[EXTRACTED MATERIAL]
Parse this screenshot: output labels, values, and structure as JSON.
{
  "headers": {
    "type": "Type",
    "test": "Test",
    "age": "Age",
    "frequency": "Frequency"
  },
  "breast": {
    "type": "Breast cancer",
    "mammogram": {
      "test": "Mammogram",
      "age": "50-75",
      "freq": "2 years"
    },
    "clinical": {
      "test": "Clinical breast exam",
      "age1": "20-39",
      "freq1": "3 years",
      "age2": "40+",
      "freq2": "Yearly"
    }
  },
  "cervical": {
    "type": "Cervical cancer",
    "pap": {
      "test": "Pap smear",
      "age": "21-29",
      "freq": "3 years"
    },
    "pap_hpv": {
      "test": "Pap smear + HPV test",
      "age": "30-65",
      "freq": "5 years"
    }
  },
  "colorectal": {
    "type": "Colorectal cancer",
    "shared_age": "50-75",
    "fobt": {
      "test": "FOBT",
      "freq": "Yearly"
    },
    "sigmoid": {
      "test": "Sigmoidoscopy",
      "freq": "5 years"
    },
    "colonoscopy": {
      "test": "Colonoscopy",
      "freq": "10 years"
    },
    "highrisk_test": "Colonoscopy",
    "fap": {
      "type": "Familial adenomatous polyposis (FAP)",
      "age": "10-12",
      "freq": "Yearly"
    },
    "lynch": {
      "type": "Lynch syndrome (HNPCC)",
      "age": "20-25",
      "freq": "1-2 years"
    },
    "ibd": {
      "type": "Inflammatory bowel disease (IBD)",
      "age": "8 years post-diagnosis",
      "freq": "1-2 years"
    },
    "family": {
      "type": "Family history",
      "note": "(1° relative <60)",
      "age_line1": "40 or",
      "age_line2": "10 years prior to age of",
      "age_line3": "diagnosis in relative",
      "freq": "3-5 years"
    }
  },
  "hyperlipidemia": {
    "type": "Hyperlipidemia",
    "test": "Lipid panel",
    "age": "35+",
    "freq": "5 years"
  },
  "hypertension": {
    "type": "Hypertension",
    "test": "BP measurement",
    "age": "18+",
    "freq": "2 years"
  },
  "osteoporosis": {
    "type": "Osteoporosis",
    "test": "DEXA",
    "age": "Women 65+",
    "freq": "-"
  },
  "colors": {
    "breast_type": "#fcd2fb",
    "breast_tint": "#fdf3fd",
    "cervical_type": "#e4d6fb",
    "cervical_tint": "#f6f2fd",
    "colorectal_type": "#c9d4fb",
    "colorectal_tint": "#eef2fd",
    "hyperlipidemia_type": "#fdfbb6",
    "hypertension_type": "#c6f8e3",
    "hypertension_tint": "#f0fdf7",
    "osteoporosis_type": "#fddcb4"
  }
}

[EXERCISE INSTRUCTIONS] Exact copies of all the records are required.

[WRITTEN RESPONSE]
Parse this screenshot: output labels, values, and structure as JSON.
{
  "headers": {
    "type": "Type",
    "test": "Test",
    "age": "Age",
    "frequency": "Frequency"
  },
  "breast": {
    "type": "Breast cancer",
    "mammogram": {
      "test": "Mammogram",
      "age": "50-75",
      "freq": "2 years"
    },
    "clinical": {
      "test": "Clinical breast exam",
      "age1": "20-39",
      "freq1": "3 years",
      "age2": "40+",
      "freq2": "Yearly"
    }
  },
  "cervical": {
    "type": "Cervical cancer",
    "pap": {
      "test": "Pap smear",
      "age": "21-29",
      "freq": "3 years"
    },
    "pap_hpv": {
      "test": "Pap smear + HPV test",
      "age": "30-65",
      "freq": "5 years"
    }
  },
  "colorectal": {
    "type": "Colorectal cancer",
    "shared_age": "50-75",
    "fobt": {
      "test": "FOBT",
      "freq": "Yearly"
    },
    "sigmoid": {
      "test": "Sigmoidoscopy",
      "freq": "5 years"
    },
    "colonoscopy": {
      "test": "Colonoscopy",
      "freq": "10 years"
    },
    "highrisk_test": "Colonoscopy",
    "fap": {
      "type": "Familial adenomatous polyposis (FAP)",
      "age": "10-12",
      "freq": "Yearly"
    },
    "lynch": {
      "type": "Lynch syndrome (HNPCC)",
      "age": "20-25",
      "freq": "1-2 years"
    },
    "ibd": {
      "type": "Inflammatory bowel disease (IBD)",
      "age": "8 years post-diagnosis",
      "freq": "1-2 years"
    },
    "family": {
      "type": "Family history",
      "note": "(1° relative <60)",
      "age_line1": "40 or",
      "age_line2": "10 years prior to age of",
      "age_line3": "diagnosis in relative",
      "freq": "3-5 years"
    }
  },
  "hyperlipidemia": {
    "type": "Hyperlipidemia",
    "test": "Lipid panel",
    "age": "35+",
    "freq": "5 years"
  },
  "hypertension": {
    "type": "Hypertension",
    "test": "BP measurement",
    "age": "18+",
    "freq": "2 years"
  },
  "osteoporosis": {
    "type": "Osteoporosis",
    "test": "DEXA",
    "age": "Women 65+",
    "freq": "-"
  },
  "colors": {
    "breast_type": "#fcd2fb",
    "breast_tint": "#fdf3fd",
    "cervical_type": "#e4d6fb",
    "cervical_tint": "#f6f2fd",
    "colorectal_type": "#c9d4fb",
    "colorectal_tint": "#eef2fd",
    "hyperlipidemia_type": "#fdfbb6",
    "hypertension_type": "#c6f8e3",
    "hypertension_tint": "#f0fdf7",
    "osteoporosis_type": "#fddcb4"
  }
}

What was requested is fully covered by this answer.